┌──

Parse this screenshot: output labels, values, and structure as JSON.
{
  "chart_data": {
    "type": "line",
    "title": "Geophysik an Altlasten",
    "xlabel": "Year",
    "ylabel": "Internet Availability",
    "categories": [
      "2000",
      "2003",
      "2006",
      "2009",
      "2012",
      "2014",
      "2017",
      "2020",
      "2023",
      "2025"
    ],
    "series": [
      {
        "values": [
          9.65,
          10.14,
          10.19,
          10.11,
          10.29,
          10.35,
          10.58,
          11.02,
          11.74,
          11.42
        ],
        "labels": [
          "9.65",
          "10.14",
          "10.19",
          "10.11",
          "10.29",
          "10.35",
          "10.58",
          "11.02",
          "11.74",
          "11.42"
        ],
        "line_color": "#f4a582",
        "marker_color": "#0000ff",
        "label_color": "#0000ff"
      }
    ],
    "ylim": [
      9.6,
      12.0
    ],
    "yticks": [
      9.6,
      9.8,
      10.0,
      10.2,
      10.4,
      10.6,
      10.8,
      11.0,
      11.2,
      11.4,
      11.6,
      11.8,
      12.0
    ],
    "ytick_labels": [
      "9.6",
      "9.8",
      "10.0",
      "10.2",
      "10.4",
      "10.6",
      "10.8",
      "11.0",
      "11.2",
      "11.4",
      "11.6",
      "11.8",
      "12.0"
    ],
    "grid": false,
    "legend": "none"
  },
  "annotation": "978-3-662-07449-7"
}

└──

▶ _TASK DESCRIPTION_:
Gather all lines from the records above in which "values" appears.

▶ _THE ANSWER_:
Parse this screenshot: output labels, values, and structure as JSON.
        "values": [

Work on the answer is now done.